(Extracted data entries)
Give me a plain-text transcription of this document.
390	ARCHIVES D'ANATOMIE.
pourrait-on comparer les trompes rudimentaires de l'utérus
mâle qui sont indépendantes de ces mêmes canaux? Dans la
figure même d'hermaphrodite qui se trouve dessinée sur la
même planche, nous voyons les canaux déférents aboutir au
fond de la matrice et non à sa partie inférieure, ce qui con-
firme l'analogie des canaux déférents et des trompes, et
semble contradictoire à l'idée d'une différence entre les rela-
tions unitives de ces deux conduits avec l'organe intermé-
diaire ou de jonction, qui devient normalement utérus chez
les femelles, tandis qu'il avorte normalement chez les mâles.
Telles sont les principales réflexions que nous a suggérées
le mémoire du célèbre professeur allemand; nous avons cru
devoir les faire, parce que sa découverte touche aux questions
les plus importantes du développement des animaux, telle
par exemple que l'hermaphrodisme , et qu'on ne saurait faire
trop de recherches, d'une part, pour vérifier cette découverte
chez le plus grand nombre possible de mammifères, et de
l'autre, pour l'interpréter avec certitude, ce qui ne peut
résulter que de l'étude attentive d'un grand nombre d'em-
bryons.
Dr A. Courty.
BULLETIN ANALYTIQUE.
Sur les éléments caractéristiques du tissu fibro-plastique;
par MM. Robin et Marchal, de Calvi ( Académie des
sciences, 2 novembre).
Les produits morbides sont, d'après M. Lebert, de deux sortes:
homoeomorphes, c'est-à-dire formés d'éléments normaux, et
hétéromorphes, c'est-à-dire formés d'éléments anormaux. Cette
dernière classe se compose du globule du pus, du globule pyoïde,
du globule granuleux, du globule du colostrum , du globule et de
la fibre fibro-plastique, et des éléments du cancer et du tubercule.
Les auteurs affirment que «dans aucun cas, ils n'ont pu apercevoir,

REQUIRED TASK>
In the entries above, count each line holding "éléments" and report the total and nothing more.

PROBLEM SOLUTION>
4